Output the records exactly. Include every line.

--- Task inputs ---

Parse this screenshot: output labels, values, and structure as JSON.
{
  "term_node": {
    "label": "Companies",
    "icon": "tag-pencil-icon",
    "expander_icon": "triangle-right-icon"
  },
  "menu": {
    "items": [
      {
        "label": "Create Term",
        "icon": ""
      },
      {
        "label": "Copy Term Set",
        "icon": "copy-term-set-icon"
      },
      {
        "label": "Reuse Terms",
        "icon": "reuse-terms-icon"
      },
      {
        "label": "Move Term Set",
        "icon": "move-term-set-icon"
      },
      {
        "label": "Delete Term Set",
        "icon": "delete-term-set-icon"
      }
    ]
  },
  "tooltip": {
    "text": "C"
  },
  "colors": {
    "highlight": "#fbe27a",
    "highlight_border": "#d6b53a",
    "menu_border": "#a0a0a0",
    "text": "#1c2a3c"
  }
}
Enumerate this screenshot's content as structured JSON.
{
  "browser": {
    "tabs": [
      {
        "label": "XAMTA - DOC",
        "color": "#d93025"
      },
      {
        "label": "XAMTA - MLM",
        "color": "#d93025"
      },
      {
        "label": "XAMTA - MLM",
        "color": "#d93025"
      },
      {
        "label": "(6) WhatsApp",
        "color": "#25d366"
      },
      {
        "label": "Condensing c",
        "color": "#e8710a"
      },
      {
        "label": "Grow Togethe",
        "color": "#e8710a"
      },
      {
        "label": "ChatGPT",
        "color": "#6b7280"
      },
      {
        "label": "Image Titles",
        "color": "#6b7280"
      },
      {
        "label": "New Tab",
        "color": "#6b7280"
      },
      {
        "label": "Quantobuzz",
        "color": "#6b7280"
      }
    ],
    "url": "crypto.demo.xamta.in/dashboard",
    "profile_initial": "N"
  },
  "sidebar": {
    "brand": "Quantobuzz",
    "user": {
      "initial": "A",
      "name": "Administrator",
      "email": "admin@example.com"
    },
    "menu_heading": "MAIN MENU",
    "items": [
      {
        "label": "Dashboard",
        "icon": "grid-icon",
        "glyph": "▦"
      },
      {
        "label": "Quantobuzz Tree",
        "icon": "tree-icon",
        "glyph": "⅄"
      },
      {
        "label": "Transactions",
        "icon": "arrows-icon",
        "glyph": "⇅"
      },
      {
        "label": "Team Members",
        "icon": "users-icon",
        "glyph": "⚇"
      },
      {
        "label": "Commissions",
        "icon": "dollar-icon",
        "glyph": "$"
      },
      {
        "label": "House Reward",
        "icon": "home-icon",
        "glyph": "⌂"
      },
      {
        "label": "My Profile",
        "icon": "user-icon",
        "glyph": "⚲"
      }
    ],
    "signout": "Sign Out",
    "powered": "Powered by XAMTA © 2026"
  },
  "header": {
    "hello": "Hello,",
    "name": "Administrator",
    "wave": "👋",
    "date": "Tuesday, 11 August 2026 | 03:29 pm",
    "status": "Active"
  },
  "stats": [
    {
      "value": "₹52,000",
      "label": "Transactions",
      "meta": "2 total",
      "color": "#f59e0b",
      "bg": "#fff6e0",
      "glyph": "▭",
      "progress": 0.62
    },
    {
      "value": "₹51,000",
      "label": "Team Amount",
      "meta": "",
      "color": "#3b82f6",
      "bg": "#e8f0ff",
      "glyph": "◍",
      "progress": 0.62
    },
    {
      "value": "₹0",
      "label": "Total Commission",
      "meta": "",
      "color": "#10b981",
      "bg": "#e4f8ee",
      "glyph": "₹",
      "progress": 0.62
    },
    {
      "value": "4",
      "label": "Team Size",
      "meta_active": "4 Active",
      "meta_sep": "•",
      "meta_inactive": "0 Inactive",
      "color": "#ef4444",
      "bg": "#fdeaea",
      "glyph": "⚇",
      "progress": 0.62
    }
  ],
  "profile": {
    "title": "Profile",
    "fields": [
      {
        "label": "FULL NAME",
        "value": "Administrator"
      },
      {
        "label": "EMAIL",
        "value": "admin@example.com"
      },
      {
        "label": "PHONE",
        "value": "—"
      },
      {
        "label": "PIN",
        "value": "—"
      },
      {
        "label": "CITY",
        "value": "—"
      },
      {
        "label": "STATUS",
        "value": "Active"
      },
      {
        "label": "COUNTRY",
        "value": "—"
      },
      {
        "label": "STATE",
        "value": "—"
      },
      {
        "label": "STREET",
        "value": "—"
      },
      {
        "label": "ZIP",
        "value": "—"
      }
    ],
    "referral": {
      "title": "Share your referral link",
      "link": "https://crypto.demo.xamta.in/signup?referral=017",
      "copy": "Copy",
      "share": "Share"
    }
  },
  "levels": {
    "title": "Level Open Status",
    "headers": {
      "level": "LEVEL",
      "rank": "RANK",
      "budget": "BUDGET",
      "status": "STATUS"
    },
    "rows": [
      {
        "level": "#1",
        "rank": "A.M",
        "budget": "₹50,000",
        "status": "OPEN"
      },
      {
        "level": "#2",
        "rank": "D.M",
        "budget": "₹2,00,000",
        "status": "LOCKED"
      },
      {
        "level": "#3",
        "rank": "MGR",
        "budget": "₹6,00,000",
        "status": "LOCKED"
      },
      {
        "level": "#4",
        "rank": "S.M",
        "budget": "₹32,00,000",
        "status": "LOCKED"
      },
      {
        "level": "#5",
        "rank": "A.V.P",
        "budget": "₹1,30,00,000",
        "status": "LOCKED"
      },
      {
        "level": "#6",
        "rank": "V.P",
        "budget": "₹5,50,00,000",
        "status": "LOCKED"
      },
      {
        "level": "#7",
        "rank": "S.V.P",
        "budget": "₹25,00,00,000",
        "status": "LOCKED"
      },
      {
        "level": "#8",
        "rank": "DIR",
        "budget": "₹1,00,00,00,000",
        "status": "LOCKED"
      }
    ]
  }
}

---

**Task response:**
Parse this screenshot: output labels, values, and structure as JSON.
{
  "term_node": {
    "label": "Companies",
    "icon": "tag-pencil-icon",
    "expander_icon": "triangle-right-icon"
  },
  "menu": {
    "items": [
      {
        "label": "Create Term",
        "icon": ""
      },
      {
        "label": "Copy Term Set",
        "icon": "copy-term-set-icon"
      },
      {
        "label": "Reuse Terms",
        "icon": "reuse-terms-icon"
      },
      {
        "label": "Move Term Set",
        "icon": "move-term-set-icon"
      },
      {
        "label": "Delete Term Set",
        "icon": "delete-term-set-icon"
      }
    ]
  },
  "tooltip": {
    "text": "C"
  },
  "colors": {
    "highlight": "#fbe27a",
    "highlight_border": "#d6b53a",
    "menu_border": "#a0a0a0",
    "text": "#1c2a3c"
  }
}
Enumerate this screenshot's content as structured JSON.
{
  "browser": {
    "tabs": [
      {
        "label": "XAMTA - DOC",
        "color": "#d93025"
      },
      {
        "label": "XAMTA - MLM",
        "color": "#d93025"
      },
      {
        "label": "XAMTA - MLM",
        "color": "#d93025"
      },
      {
        "label": "(6) WhatsApp",
        "color": "#25d366"
      },
      {
        "label": "Condensing c",
        "color": "#e8710a"
      },
      {
        "label": "Grow Togethe",
        "color": "#e8710a"
      },
      {
        "label": "ChatGPT",
        "color": "#6b7280"
      },
      {
        "label": "Image Titles",
        "color": "#6b7280"
      },
      {
        "label": "New Tab",
        "color": "#6b7280"
      },
      {
        "label": "Quantobuzz",
        "color": "#6b7280"
      }
    ],
    "url": "crypto.demo.xamta.in/dashboard",
    "profile_initial": "N"
  },
  "sidebar": {
    "brand": "Quantobuzz",
    "user": {
      "initial": "A",
      "name": "Administrator",
      "email": "admin@example.com"
    },
    "menu_heading": "MAIN MENU",
    "items": [
      {
        "label": "Dashboard",
        "icon": "grid-icon",
        "glyph": "▦"
      },
      {
        "label": "Quantobuzz Tree",
        "icon": "tree-icon",
        "glyph": "⅄"
      },
      {
        "label": "Transactions",
        "icon": "arrows-icon",
        "glyph": "⇅"
      },
      {
        "label": "Team Members",
        "icon": "users-icon",
        "glyph": "⚇"
      },
      {
        "label": "Commissions",
        "icon": "dollar-icon",
        "glyph": "$"
      },
      {
        "label": "House Reward",
        "icon": "home-icon",
        "glyph": "⌂"
      },
      {
        "label": "My Profile",
        "icon": "user-icon",
        "glyph": "⚲"
      }
    ],
    "signout": "Sign Out",
    "powered": "Powered by XAMTA © 2026"
  },
  "header": {
    "hello": "Hello,",
    "name": "Administrator",
    "wave": "👋",
    "date": "Tuesday, 11 August 2026 | 03:29 pm",
    "status": "Active"
  },
  "stats": [
    {
      "value": "₹52,000",
      "label": "Transactions",
      "meta": "2 total",
      "color": "#f59e0b",
      "bg": "#fff6e0",
      "glyph": "▭",
      "progress": 0.62
    },
    {
      "value": "₹51,000",
      "label": "Team Amount",
      "meta": "",
      "color": "#3b82f6",
      "bg": "#e8f0ff",
      "glyph": "◍",
      "progress": 0.62
    },
    {
      "value": "₹0",
      "label": "Total Commission",
      "meta": "",
      "color": "#10b981",
      "bg": "#e4f8ee",
      "glyph": "₹",
      "progress": 0.62
    },
    {
      "value": "4",
      "label": "Team Size",
      "meta_active": "4 Active",
      "meta_sep": "•",
      "meta_inactive": "0 Inactive",
      "color": "#ef4444",
      "bg": "#fdeaea",
      "glyph": "⚇",
      "progress": 0.62
    }
  ],
  "profile": {
    "title": "Profile",
    "fields": [
      {
        "label": "FULL NAME",
        "value": "Administrator"
      },
      {
        "label": "EMAIL",
        "value": "admin@example.com"
      },
      {
        "label": "PHONE",
        "value": "—"
      },
      {
        "label": "PIN",
        "value": "—"
      },
      {
        "label": "CITY",
        "value": "—"
      },
      {
        "label": "STATUS",
        "value": "Active"
      },
      {
        "label": "COUNTRY",
        "value": "—"
      },
      {
        "label": "STATE",
        "value": "—"
      },
      {
        "label": "STREET",
        "value": "—"
      },
      {
        "label": "ZIP",
        "value": "—"
      }
    ],
    "referral": {
      "title": "Share your referral link",
      "link": "https://crypto.demo.xamta.in/signup?referral=017",
      "copy": "Copy",
      "share": "Share"
    }
  },
  "levels": {
    "title": "Level Open Status",
    "headers": {
      "level": "LEVEL",
      "rank": "RANK",
      "budget": "BUDGET",
      "status": "STATUS"
    },
    "rows": [
      {
        "level": "#1",
        "rank": "A.M",
        "budget": "₹50,000",
        "status": "OPEN"
      },
      {
        "level": "#2",
        "rank": "D.M",
        "budget": "₹2,00,000",
        "status": "LOCKED"
      },
      {
        "level": "#3",
        "rank": "MGR",
        "budget": "₹6,00,000",
        "status": "LOCKED"
      },
      {
        "level": "#4",
        "rank": "S.M",
        "budget": "₹32,00,000",
        "status": "LOCKED"
      },
      {
        "level": "#5",
        "rank": "A.V.P",
        "budget": "₹1,30,00,000",
        "status": "LOCKED"
      },
      {
        "level": "#6",
        "rank": "V.P",
        "budget": "₹5,50,00,000",
        "status": "LOCKED"
      },
      {
        "level": "#7",
        "rank": "S.V.P",
        "budget": "₹25,00,00,000",
        "status": "LOCKED"
      },
      {
        "level": "#8",
        "rank": "DIR",
        "budget": "₹1,00,00,00,000",
        "status": "LOCKED"
      }
    ]
  }
}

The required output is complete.